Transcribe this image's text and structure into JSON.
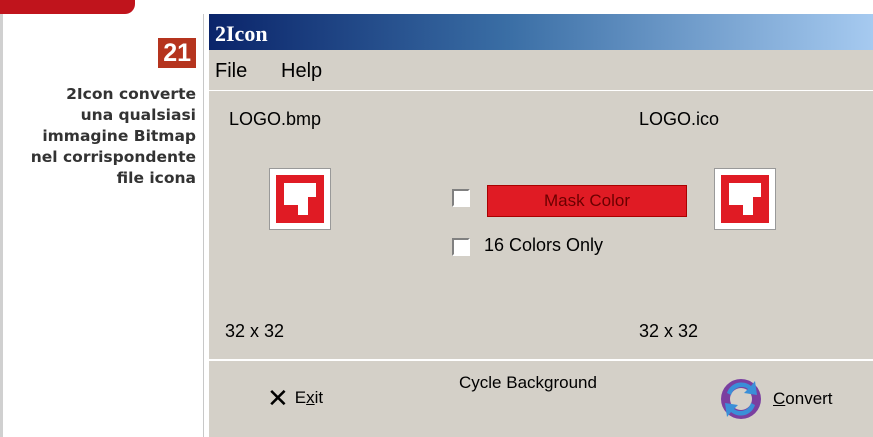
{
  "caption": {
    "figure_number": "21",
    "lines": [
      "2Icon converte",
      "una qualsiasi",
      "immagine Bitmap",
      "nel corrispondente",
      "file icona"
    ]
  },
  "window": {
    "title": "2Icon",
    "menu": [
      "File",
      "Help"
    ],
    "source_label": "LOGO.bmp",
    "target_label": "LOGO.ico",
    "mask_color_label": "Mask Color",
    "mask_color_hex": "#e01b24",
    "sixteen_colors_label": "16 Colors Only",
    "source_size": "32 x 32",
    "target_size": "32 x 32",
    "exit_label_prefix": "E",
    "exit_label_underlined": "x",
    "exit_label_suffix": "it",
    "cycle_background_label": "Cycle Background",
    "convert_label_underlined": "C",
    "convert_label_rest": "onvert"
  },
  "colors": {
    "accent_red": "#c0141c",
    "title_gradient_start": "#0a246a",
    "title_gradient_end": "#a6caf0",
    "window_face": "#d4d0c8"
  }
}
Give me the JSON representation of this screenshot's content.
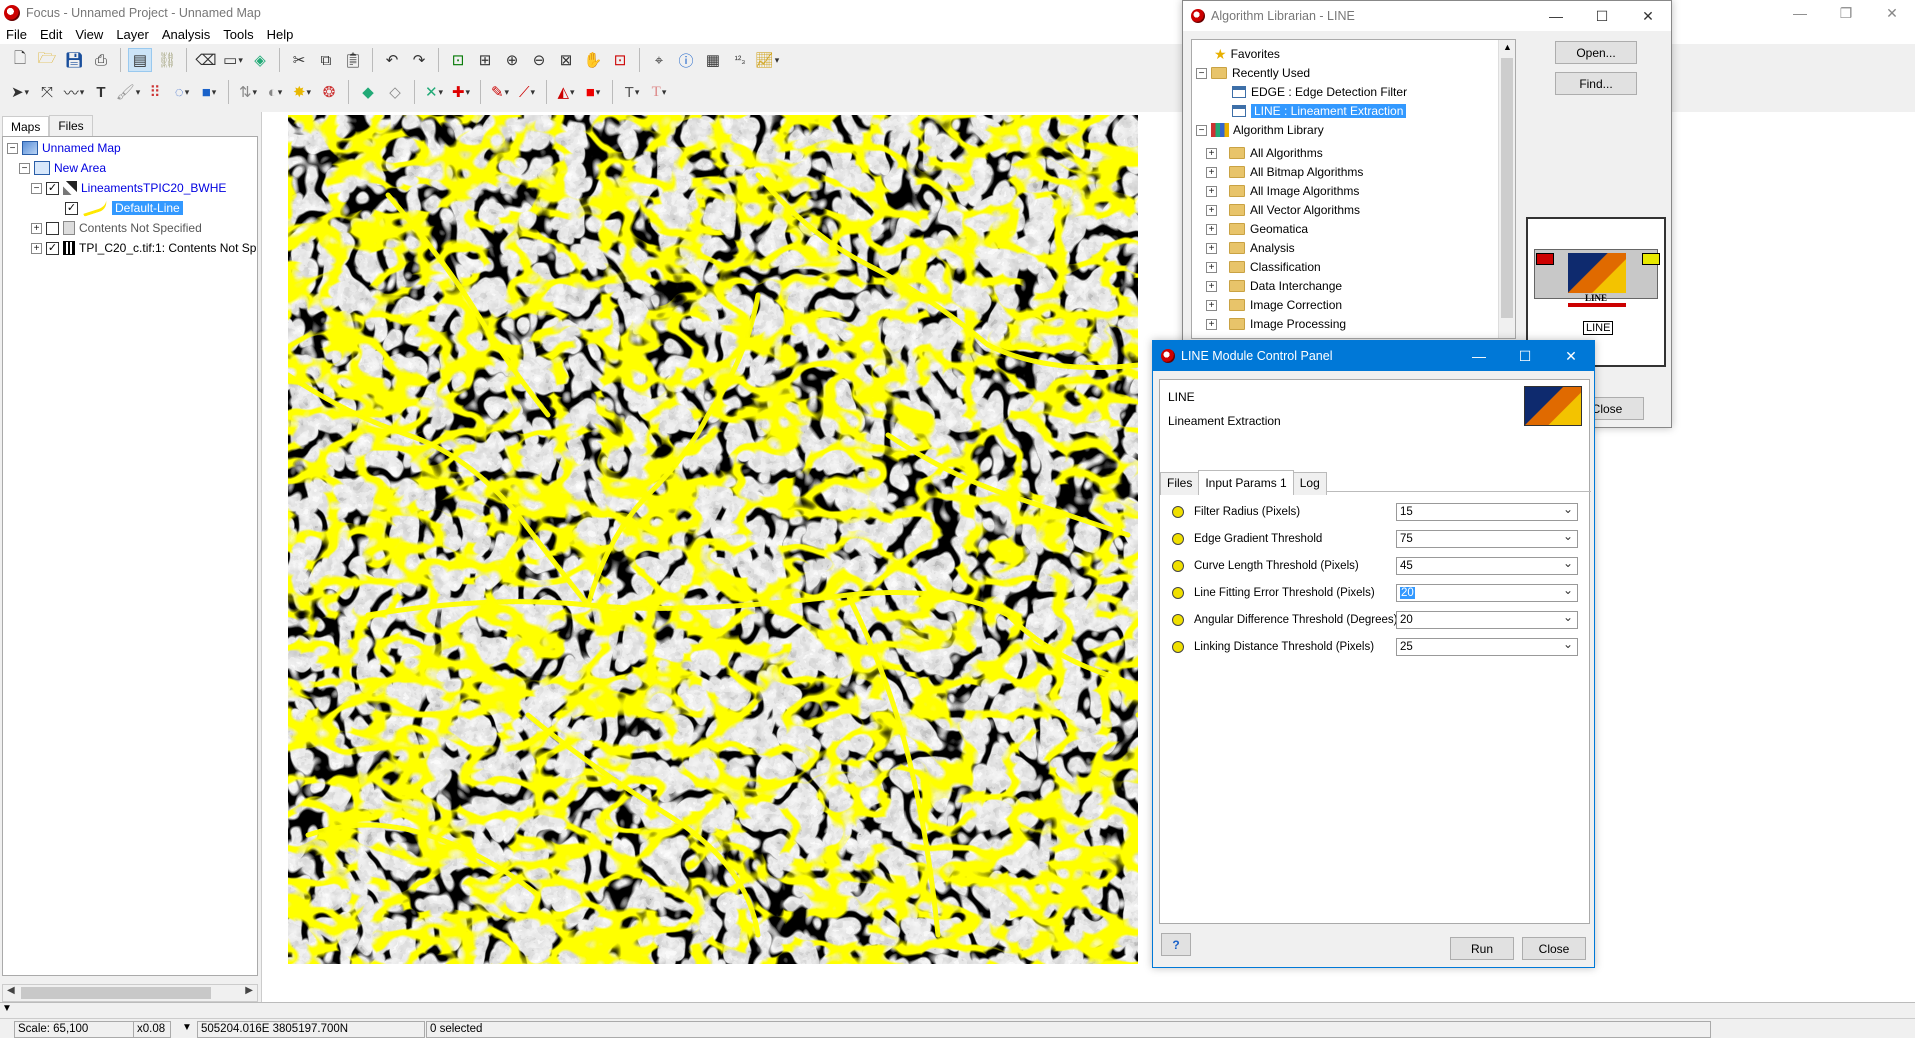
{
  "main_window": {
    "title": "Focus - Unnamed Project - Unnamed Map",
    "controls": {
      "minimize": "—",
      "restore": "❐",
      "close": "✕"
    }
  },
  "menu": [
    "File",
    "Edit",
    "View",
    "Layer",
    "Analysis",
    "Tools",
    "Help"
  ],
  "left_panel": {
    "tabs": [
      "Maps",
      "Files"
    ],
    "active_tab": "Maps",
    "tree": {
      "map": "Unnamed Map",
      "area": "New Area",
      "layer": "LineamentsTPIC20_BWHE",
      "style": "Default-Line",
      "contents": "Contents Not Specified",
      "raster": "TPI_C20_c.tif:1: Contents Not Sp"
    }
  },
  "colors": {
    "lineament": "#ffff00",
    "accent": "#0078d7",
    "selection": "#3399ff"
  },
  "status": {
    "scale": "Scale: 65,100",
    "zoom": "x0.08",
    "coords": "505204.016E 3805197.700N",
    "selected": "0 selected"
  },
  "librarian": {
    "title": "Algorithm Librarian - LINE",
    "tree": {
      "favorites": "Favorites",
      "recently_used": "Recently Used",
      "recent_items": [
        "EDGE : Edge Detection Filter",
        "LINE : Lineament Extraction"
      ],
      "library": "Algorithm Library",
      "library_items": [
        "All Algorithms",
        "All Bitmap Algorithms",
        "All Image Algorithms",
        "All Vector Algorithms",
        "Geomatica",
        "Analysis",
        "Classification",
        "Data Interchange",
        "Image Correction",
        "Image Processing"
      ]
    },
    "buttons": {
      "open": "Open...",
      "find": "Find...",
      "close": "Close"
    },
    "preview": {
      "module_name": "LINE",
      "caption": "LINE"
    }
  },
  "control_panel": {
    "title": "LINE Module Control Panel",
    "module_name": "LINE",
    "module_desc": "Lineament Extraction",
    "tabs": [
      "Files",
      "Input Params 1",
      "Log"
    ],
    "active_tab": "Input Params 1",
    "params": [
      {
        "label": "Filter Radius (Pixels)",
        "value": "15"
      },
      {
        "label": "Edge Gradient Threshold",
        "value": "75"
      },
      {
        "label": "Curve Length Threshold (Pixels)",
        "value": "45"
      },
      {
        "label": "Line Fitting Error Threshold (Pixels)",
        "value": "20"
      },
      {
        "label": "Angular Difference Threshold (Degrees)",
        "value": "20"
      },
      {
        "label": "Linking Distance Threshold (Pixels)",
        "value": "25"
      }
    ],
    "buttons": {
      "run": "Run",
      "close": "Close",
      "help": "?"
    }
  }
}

◆ **WHAT YOU SHOULD DO**
Repeat the material above in full and exactly, omitting the pictures.

◆ **RESPONSE TO THIS TASK**
Transcribe this image's text and structure into JSON.
{
  "caption": {
    "figure_number": "21",
    "lines": [
      "2Icon converte",
      "una qualsiasi",
      "immagine Bitmap",
      "nel corrispondente",
      "file icona"
    ]
  },
  "window": {
    "title": "2Icon",
    "menu": [
      "File",
      "Help"
    ],
    "source_label": "LOGO.bmp",
    "target_label": "LOGO.ico",
    "mask_color_label": "Mask Color",
    "mask_color_hex": "#e01b24",
    "sixteen_colors_label": "16 Colors Only",
    "source_size": "32 x 32",
    "target_size": "32 x 32",
    "exit_label_prefix": "E",
    "exit_label_underlined": "x",
    "exit_label_suffix": "it",
    "cycle_background_label": "Cycle Background",
    "convert_label_underlined": "C",
    "convert_label_rest": "onvert"
  },
  "colors": {
    "accent_red": "#c0141c",
    "title_gradient_start": "#0a246a",
    "title_gradient_end": "#a6caf0",
    "window_face": "#d4d0c8"
  }
}
Give me the JSON representation of this screenshot's content.
{
  "main_window": {
    "title": "Focus - Unnamed Project - Unnamed Map",
    "controls": {
      "minimize": "—",
      "restore": "❐",
      "close": "✕"
    }
  },
  "menu": [
    "File",
    "Edit",
    "View",
    "Layer",
    "Analysis",
    "Tools",
    "Help"
  ],
  "left_panel": {
    "tabs": [
      "Maps",
      "Files"
    ],
    "active_tab": "Maps",
    "tree": {
      "map": "Unnamed Map",
      "area": "New Area",
      "layer": "LineamentsTPIC20_BWHE",
      "style": "Default-Line",
      "contents": "Contents Not Specified",
      "raster": "TPI_C20_c.tif:1: Contents Not Sp"
    }
  },
  "colors": {
    "lineament": "#ffff00",
    "accent": "#0078d7",
    "selection": "#3399ff"
  },
  "status": {
    "scale": "Scale: 65,100",
    "zoom": "x0.08",
    "coords": "505204.016E 3805197.700N",
    "selected": "0 selected"
  },
  "librarian": {
    "title": "Algorithm Librarian - LINE",
    "tree": {
      "favorites": "Favorites",
      "recently_used": "Recently Used",
      "recent_items": [
        "EDGE : Edge Detection Filter",
        "LINE : Lineament Extraction"
      ],
      "library": "Algorithm Library",
      "library_items": [
        "All Algorithms",
        "All Bitmap Algorithms",
        "All Image Algorithms",
        "All Vector Algorithms",
        "Geomatica",
        "Analysis",
        "Classification",
        "Data Interchange",
        "Image Correction",
        "Image Processing"
      ]
    },
    "buttons": {
      "open": "Open...",
      "find": "Find...",
      "close": "Close"
    },
    "preview": {
      "module_name": "LINE",
      "caption": "LINE"
    }
  },
  "control_panel": {
    "title": "LINE Module Control Panel",
    "module_name": "LINE",
    "module_desc": "Lineament Extraction",
    "tabs": [
      "Files",
      "Input Params 1",
      "Log"
    ],
    "active_tab": "Input Params 1",
    "params": [
      {
        "label": "Filter Radius (Pixels)",
        "value": "15"
      },
      {
        "label": "Edge Gradient Threshold",
        "value": "75"
      },
      {
        "label": "Curve Length Threshold (Pixels)",
        "value": "45"
      },
      {
        "label": "Line Fitting Error Threshold (Pixels)",
        "value": "20"
      },
      {
        "label": "Angular Difference Threshold (Degrees)",
        "value": "20"
      },
      {
        "label": "Linking Distance Threshold (Pixels)",
        "value": "25"
      }
    ],
    "buttons": {
      "run": "Run",
      "close": "Close",
      "help": "?"
    }
  }
}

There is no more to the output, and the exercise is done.